■ **AVAILABLE DATA**:
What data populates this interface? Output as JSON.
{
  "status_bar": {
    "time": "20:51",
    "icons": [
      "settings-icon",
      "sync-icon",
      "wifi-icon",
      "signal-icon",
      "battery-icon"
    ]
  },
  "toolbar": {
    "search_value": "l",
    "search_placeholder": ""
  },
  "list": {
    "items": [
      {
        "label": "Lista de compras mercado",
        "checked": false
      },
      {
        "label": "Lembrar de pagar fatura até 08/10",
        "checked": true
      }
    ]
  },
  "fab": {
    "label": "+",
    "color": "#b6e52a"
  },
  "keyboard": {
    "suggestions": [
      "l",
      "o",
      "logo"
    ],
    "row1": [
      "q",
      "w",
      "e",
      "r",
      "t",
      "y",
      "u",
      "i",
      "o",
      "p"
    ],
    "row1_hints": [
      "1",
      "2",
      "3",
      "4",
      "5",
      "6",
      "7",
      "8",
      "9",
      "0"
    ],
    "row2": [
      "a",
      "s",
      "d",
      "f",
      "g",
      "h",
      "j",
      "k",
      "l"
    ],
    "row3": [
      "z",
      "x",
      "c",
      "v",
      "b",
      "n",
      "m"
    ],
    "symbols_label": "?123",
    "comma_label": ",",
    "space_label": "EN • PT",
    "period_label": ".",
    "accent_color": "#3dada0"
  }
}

■ **WORK INSTRUCTIONS**: Quote all the records exactly, please, leaving none out.

■ **COMPLETE ANSWER**:
What data populates this interface? Output as JSON.
{
  "status_bar": {
    "time": "20:51",
    "icons": [
      "settings-icon",
      "sync-icon",
      "wifi-icon",
      "signal-icon",
      "battery-icon"
    ]
  },
  "toolbar": {
    "search_value": "l",
    "search_placeholder": ""
  },
  "list": {
    "items": [
      {
        "label": "Lista de compras mercado",
        "checked": false
      },
      {
        "label": "Lembrar de pagar fatura até 08/10",
        "checked": true
      }
    ]
  },
  "fab": {
    "label": "+",
    "color": "#b6e52a"
  },
  "keyboard": {
    "suggestions": [
      "l",
      "o",
      "logo"
    ],
    "row1": [
      "q",
      "w",
      "e",
      "r",
      "t",
      "y",
      "u",
      "i",
      "o",
      "p"
    ],
    "row1_hints": [
      "1",
      "2",
      "3",
      "4",
      "5",
      "6",
      "7",
      "8",
      "9",
      "0"
    ],
    "row2": [
      "a",
      "s",
      "d",
      "f",
      "g",
      "h",
      "j",
      "k",
      "l"
    ],
    "row3": [
      "z",
      "x",
      "c",
      "v",
      "b",
      "n",
      "m"
    ],
    "symbols_label": "?123",
    "comma_label": ",",
    "space_label": "EN • PT",
    "period_label": ".",
    "accent_color": "#3dada0"
  }
}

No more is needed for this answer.